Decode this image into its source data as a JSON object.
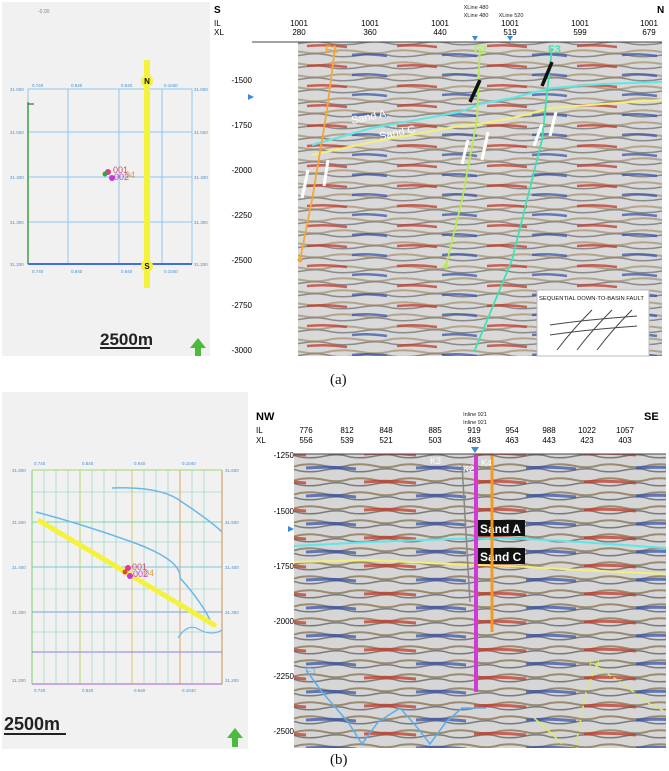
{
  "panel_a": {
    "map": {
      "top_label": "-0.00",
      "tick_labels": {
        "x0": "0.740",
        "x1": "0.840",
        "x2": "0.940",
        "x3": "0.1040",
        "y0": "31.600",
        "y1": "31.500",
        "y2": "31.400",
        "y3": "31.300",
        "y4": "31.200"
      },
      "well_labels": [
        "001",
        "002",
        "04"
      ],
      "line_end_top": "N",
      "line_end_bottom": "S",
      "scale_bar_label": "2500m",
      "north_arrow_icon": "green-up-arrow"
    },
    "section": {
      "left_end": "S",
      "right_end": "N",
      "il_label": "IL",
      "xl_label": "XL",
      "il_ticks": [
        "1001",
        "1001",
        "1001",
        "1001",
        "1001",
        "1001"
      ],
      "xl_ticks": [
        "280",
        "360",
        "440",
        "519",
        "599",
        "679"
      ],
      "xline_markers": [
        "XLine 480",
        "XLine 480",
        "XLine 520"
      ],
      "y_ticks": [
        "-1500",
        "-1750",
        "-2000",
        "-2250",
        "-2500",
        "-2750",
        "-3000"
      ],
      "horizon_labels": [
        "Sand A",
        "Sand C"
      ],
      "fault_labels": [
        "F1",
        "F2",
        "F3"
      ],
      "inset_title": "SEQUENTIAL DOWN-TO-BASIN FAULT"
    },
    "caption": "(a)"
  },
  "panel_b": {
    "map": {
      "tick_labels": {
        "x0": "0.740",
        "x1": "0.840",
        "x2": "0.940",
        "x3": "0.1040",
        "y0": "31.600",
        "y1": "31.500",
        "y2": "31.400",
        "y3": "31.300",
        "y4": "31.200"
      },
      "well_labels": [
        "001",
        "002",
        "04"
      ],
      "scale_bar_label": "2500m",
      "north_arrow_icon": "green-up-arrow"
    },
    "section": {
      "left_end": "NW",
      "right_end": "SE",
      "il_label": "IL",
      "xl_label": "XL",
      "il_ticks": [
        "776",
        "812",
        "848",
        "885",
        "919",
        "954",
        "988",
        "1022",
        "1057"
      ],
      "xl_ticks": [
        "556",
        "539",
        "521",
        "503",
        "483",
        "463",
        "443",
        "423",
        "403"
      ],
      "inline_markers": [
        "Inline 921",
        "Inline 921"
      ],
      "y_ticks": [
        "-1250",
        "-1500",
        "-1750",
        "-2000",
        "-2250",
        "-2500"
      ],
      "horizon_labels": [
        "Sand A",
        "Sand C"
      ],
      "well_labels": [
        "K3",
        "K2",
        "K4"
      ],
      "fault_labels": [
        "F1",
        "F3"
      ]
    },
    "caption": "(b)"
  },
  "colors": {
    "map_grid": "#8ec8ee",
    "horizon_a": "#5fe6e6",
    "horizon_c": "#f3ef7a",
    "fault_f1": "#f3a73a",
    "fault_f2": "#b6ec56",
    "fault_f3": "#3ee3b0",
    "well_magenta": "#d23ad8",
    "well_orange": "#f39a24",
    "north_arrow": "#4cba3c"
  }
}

▶ SET TASK
What you return should match the records above word for word, minus the pictures.

▶ PROBLEM SOLUTION
Decode this image into its source data as a JSON object.
{
  "panel_a": {
    "map": {
      "top_label": "-0.00",
      "tick_labels": {
        "x0": "0.740",
        "x1": "0.840",
        "x2": "0.940",
        "x3": "0.1040",
        "y0": "31.600",
        "y1": "31.500",
        "y2": "31.400",
        "y3": "31.300",
        "y4": "31.200"
      },
      "well_labels": [
        "001",
        "002",
        "04"
      ],
      "line_end_top": "N",
      "line_end_bottom": "S",
      "scale_bar_label": "2500m",
      "north_arrow_icon": "green-up-arrow"
    },
    "section": {
      "left_end": "S",
      "right_end": "N",
      "il_label": "IL",
      "xl_label": "XL",
      "il_ticks": [
        "1001",
        "1001",
        "1001",
        "1001",
        "1001",
        "1001"
      ],
      "xl_ticks": [
        "280",
        "360",
        "440",
        "519",
        "599",
        "679"
      ],
      "xline_markers": [
        "XLine 480",
        "XLine 480",
        "XLine 520"
      ],
      "y_ticks": [
        "-1500",
        "-1750",
        "-2000",
        "-2250",
        "-2500",
        "-2750",
        "-3000"
      ],
      "horizon_labels": [
        "Sand A",
        "Sand C"
      ],
      "fault_labels": [
        "F1",
        "F2",
        "F3"
      ],
      "inset_title": "SEQUENTIAL DOWN-TO-BASIN FAULT"
    },
    "caption": "(a)"
  },
  "panel_b": {
    "map": {
      "tick_labels": {
        "x0": "0.740",
        "x1": "0.840",
        "x2": "0.940",
        "x3": "0.1040",
        "y0": "31.600",
        "y1": "31.500",
        "y2": "31.400",
        "y3": "31.300",
        "y4": "31.200"
      },
      "well_labels": [
        "001",
        "002",
        "04"
      ],
      "scale_bar_label": "2500m",
      "north_arrow_icon": "green-up-arrow"
    },
    "section": {
      "left_end": "NW",
      "right_end": "SE",
      "il_label": "IL",
      "xl_label": "XL",
      "il_ticks": [
        "776",
        "812",
        "848",
        "885",
        "919",
        "954",
        "988",
        "1022",
        "1057"
      ],
      "xl_ticks": [
        "556",
        "539",
        "521",
        "503",
        "483",
        "463",
        "443",
        "423",
        "403"
      ],
      "inline_markers": [
        "Inline 921",
        "Inline 921"
      ],
      "y_ticks": [
        "-1250",
        "-1500",
        "-1750",
        "-2000",
        "-2250",
        "-2500"
      ],
      "horizon_labels": [
        "Sand A",
        "Sand C"
      ],
      "well_labels": [
        "K3",
        "K2",
        "K4"
      ],
      "fault_labels": [
        "F1",
        "F3"
      ]
    },
    "caption": "(b)"
  },
  "colors": {
    "map_grid": "#8ec8ee",
    "horizon_a": "#5fe6e6",
    "horizon_c": "#f3ef7a",
    "fault_f1": "#f3a73a",
    "fault_f2": "#b6ec56",
    "fault_f3": "#3ee3b0",
    "well_magenta": "#d23ad8",
    "well_orange": "#f39a24",
    "north_arrow": "#4cba3c"
  }
}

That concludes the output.